◆ Task instructions
Copy every line of the records below that holds the word "HIPAA".

◆ Exercise materials

• • •

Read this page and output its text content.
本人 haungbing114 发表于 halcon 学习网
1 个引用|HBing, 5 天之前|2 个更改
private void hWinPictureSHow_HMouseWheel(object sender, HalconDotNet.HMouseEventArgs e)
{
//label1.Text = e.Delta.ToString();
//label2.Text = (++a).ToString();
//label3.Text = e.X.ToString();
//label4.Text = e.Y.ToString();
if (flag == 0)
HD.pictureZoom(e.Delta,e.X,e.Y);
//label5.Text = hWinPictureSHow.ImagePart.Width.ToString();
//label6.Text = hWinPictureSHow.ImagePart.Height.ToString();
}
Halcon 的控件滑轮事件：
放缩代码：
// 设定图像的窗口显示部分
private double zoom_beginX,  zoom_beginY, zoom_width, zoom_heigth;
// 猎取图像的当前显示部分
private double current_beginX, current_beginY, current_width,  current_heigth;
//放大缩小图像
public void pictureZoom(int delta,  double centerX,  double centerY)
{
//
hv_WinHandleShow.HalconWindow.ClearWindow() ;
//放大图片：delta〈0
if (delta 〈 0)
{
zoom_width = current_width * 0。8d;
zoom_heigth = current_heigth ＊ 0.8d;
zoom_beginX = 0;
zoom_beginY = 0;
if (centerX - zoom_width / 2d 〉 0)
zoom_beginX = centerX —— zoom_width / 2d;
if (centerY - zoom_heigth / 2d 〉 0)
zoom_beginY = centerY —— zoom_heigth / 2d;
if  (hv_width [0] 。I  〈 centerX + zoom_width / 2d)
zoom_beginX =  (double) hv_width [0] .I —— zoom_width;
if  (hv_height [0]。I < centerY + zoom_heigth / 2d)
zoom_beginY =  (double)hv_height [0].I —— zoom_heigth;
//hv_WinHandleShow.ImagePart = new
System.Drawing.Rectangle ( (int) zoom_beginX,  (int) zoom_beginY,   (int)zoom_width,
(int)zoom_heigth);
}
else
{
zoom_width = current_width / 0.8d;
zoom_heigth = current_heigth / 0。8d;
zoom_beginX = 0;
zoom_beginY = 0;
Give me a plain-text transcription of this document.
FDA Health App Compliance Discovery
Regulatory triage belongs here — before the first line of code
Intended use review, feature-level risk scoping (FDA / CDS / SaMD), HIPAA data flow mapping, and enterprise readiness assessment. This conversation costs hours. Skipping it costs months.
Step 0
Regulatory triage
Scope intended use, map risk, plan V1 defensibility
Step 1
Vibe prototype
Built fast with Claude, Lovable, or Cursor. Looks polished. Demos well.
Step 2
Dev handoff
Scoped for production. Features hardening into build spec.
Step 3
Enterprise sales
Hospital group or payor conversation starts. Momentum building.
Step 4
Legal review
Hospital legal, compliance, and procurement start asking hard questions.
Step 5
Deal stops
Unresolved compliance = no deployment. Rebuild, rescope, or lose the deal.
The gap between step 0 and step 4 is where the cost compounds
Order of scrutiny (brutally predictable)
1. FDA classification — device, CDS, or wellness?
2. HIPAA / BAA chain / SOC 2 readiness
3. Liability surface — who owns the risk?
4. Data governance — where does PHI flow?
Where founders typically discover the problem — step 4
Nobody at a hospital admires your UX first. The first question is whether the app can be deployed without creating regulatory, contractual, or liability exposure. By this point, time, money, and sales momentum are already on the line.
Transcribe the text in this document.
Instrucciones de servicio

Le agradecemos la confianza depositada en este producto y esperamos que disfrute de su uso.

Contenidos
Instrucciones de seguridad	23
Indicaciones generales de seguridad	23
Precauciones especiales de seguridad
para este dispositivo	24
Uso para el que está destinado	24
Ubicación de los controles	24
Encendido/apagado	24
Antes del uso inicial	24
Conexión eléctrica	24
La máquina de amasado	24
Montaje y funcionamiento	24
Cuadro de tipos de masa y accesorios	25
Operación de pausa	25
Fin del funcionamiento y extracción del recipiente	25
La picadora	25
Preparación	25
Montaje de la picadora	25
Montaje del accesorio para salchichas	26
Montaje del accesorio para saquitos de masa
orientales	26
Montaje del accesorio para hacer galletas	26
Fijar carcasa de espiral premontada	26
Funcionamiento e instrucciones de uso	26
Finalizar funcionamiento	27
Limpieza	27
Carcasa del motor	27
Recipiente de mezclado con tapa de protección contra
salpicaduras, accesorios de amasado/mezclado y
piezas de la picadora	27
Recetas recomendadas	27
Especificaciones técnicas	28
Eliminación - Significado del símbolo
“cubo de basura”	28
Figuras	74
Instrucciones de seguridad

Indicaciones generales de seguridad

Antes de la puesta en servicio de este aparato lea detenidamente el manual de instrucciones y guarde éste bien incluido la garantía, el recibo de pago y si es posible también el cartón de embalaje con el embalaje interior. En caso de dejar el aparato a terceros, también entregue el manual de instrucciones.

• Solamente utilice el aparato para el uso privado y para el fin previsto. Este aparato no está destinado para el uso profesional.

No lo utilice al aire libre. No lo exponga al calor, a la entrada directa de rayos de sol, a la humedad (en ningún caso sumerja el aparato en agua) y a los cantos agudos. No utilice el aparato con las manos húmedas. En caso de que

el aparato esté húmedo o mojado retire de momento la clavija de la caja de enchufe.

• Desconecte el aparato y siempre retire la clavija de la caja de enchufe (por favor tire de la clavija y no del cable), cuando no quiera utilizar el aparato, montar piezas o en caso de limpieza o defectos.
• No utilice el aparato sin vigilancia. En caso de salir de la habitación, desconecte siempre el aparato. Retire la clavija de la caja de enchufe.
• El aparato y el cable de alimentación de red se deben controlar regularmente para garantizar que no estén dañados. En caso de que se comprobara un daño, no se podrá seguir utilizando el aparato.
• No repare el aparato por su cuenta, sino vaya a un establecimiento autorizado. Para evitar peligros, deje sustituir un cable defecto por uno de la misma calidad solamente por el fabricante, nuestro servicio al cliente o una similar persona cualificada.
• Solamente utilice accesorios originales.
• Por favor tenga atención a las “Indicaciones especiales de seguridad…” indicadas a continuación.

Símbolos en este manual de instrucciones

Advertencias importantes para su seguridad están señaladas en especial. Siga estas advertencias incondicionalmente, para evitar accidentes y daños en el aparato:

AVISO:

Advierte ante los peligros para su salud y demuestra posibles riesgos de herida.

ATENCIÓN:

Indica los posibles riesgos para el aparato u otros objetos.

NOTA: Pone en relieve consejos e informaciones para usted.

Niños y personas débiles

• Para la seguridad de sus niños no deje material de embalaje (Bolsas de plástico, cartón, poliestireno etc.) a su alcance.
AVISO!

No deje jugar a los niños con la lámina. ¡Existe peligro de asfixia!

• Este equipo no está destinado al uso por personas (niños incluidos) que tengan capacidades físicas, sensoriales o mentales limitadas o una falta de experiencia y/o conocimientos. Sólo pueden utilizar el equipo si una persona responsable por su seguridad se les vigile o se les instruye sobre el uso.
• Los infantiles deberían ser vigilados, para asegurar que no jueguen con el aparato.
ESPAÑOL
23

• • •

◆ The result
Intended use review, feature-level risk scoping (FDA / CDS / SaMD), HIPAA data flow mapping, and enterprise readiness assessment. This conversation costs hours. Skipping it costs months.
2. HIPAA / BAA chain / SOC 2 readiness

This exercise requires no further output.